- **Short exercise**: Tally up how many lines in the listing below contain the string "Scan", and give only the total.

[Dataset excerpt]
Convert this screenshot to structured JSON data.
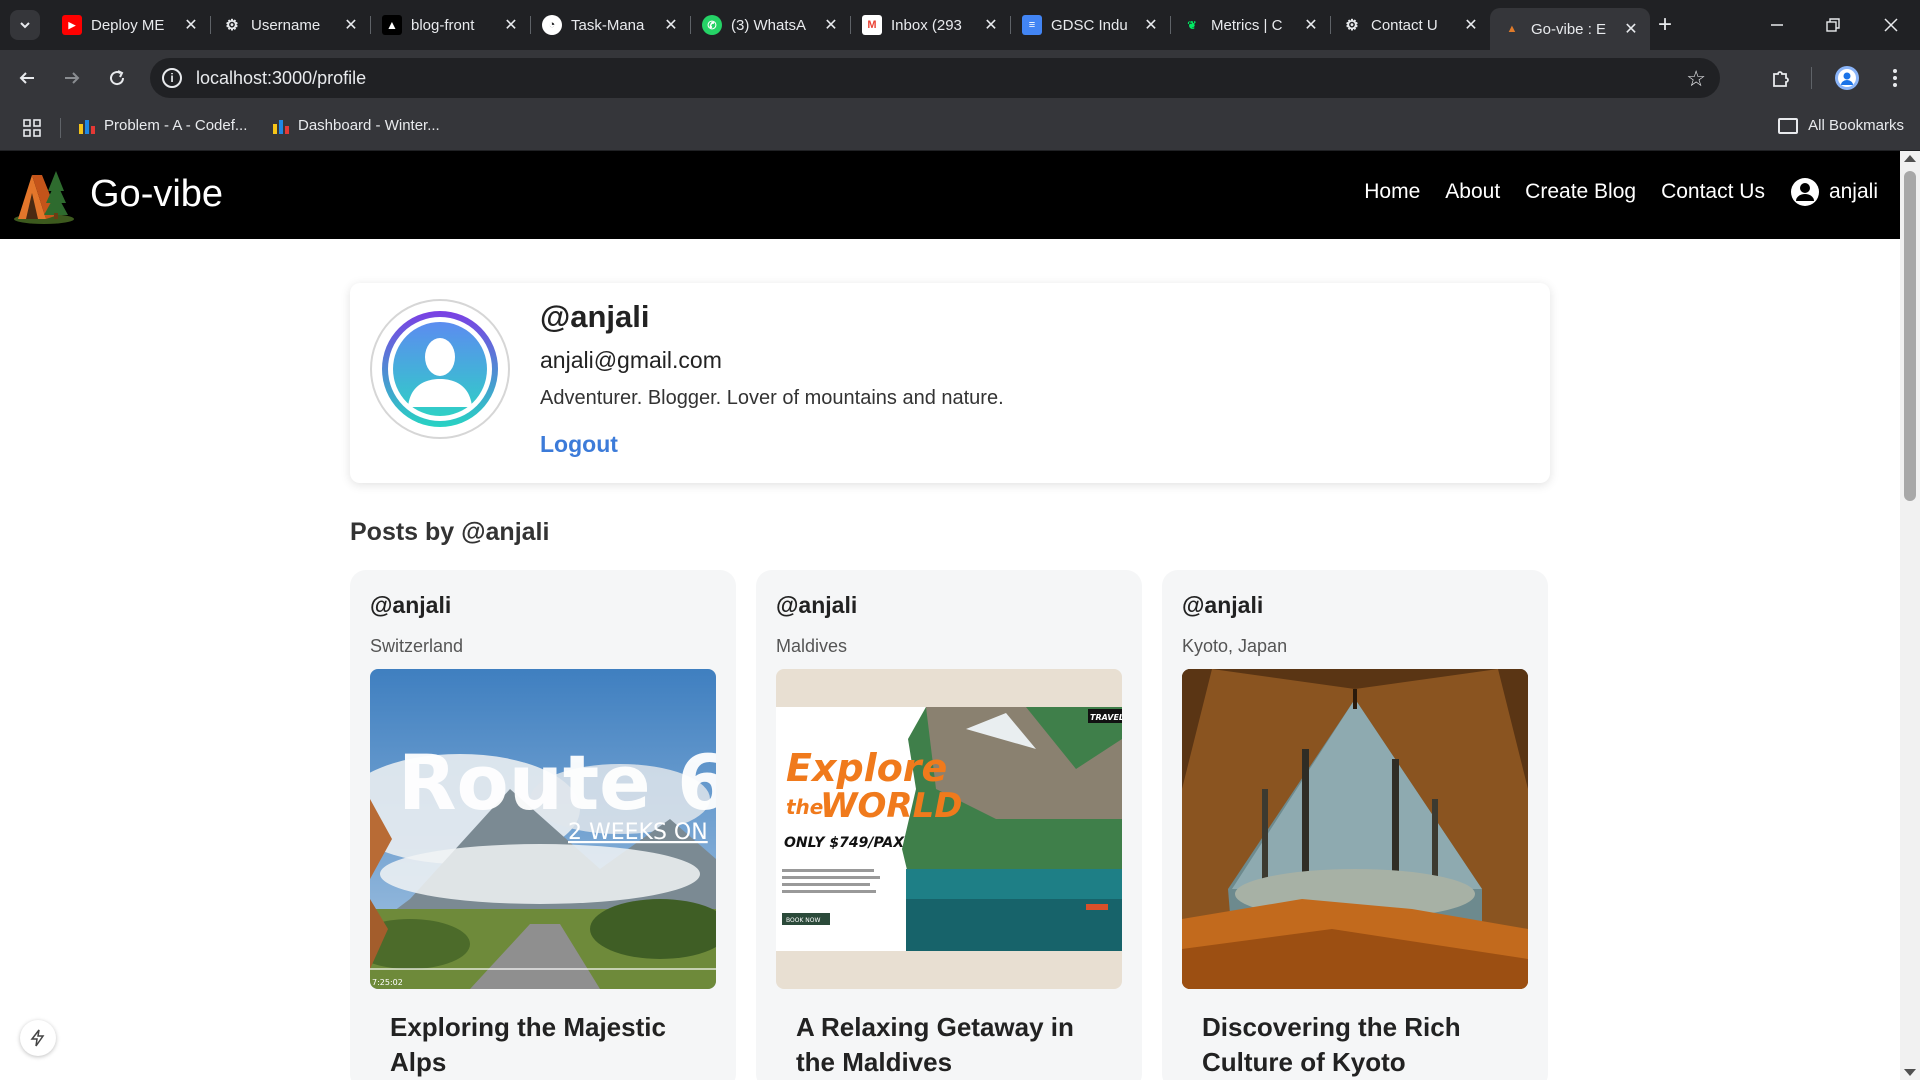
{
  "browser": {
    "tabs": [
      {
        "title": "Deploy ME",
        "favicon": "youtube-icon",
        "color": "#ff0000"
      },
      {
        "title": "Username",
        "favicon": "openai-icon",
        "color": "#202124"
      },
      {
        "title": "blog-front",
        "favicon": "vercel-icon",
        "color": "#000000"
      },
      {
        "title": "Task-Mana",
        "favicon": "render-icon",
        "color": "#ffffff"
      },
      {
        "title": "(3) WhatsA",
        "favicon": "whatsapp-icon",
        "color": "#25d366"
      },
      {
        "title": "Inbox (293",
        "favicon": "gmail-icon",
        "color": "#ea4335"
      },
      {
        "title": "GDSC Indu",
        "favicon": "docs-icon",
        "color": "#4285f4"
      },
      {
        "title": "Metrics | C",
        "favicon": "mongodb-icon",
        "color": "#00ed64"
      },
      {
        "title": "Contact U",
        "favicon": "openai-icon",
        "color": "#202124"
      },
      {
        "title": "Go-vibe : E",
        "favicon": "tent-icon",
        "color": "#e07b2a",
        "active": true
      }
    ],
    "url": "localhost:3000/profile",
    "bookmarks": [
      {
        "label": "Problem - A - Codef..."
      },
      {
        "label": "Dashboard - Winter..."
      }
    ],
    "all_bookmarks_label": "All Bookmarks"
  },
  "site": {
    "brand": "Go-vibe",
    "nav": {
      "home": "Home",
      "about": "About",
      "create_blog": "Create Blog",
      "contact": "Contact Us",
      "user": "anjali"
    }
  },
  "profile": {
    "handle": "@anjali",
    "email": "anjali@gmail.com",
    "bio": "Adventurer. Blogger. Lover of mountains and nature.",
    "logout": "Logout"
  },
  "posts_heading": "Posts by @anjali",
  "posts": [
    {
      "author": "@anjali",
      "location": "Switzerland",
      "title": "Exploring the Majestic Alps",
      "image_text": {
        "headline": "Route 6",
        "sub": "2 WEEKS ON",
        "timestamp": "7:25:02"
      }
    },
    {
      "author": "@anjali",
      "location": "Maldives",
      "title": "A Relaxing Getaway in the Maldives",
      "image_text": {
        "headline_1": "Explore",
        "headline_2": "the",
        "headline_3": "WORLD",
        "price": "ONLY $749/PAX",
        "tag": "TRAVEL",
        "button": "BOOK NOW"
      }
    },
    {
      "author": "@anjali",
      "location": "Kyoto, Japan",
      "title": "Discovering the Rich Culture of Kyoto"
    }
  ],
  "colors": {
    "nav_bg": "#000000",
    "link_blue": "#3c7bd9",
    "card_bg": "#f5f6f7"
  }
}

==

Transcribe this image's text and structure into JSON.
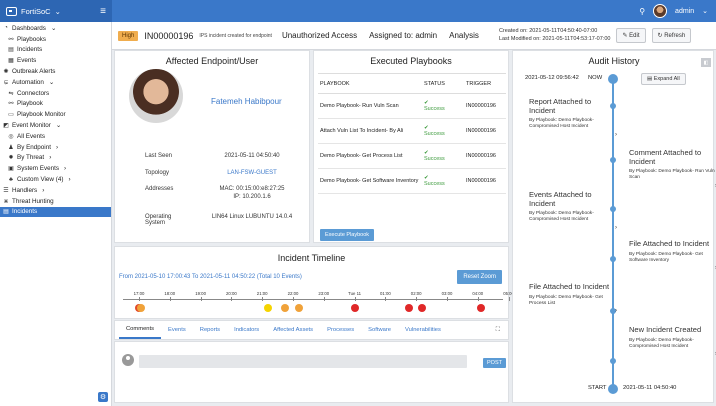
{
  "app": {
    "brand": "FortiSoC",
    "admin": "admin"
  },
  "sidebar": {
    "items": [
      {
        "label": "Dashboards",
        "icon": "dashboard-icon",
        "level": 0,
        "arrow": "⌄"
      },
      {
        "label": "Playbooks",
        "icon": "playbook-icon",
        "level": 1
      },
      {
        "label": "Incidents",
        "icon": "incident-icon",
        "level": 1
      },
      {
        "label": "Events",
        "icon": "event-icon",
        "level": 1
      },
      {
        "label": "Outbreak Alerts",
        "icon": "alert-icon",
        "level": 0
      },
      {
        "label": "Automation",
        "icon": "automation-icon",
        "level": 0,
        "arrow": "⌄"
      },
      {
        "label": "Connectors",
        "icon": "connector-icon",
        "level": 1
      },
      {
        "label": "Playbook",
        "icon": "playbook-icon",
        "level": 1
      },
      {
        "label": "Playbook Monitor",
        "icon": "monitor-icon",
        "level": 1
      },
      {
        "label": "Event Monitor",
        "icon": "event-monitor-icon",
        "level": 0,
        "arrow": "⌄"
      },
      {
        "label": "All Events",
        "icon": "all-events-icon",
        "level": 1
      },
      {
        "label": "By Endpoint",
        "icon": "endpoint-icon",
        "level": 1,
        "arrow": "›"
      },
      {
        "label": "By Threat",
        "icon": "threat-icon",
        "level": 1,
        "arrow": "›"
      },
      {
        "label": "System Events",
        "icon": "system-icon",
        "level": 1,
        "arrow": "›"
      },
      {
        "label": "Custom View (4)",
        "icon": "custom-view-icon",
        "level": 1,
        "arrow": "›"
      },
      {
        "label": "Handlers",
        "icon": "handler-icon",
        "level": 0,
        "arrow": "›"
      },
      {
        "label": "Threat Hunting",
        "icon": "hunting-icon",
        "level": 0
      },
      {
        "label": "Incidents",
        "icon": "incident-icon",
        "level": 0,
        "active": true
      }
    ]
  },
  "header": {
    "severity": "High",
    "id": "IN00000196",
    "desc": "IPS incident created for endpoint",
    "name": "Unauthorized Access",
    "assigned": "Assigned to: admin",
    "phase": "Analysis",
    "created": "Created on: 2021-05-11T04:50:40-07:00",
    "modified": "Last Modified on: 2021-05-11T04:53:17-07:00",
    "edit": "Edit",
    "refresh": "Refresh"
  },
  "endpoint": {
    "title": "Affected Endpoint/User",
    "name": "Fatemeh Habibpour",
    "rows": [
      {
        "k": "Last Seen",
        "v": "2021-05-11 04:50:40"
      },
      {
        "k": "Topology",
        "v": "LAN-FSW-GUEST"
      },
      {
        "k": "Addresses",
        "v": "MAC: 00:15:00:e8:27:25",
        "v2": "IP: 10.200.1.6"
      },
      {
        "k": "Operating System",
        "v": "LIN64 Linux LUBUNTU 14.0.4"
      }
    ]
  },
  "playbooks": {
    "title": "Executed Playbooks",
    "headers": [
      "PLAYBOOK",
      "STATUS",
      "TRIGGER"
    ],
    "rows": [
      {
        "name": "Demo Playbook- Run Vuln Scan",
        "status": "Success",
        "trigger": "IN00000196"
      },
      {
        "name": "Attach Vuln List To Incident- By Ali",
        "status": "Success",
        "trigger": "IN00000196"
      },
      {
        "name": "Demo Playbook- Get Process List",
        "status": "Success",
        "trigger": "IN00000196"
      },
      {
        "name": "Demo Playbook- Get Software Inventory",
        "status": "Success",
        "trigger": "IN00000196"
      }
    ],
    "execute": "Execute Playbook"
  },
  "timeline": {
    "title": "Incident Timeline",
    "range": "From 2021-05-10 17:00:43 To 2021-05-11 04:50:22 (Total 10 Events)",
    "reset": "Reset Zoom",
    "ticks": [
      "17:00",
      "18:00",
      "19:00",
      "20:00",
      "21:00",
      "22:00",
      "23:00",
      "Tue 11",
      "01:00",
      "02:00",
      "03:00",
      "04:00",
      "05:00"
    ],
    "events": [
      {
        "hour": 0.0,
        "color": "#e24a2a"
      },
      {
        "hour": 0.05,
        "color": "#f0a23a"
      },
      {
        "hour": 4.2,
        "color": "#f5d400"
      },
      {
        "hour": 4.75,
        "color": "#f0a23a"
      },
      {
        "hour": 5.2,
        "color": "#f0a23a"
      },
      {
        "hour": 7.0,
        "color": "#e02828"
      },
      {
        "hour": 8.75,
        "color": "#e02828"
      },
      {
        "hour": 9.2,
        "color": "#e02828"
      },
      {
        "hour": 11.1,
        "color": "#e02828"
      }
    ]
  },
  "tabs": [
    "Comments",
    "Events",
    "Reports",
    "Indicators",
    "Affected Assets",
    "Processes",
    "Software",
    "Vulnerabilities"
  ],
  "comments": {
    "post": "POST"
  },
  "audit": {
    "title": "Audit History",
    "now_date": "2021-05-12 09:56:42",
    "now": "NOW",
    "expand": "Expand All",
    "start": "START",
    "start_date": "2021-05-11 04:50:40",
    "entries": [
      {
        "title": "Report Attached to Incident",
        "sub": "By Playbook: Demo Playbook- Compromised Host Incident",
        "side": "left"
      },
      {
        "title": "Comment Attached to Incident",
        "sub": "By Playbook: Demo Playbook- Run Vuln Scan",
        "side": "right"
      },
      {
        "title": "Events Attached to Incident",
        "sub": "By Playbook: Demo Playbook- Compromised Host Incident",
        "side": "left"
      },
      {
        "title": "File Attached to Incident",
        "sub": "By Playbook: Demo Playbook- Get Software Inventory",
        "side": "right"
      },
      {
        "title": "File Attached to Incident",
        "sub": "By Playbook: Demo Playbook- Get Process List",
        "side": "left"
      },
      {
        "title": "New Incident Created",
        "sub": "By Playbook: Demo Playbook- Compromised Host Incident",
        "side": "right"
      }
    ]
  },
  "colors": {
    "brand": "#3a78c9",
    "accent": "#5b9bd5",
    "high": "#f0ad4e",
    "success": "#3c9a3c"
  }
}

- **Task output**: 2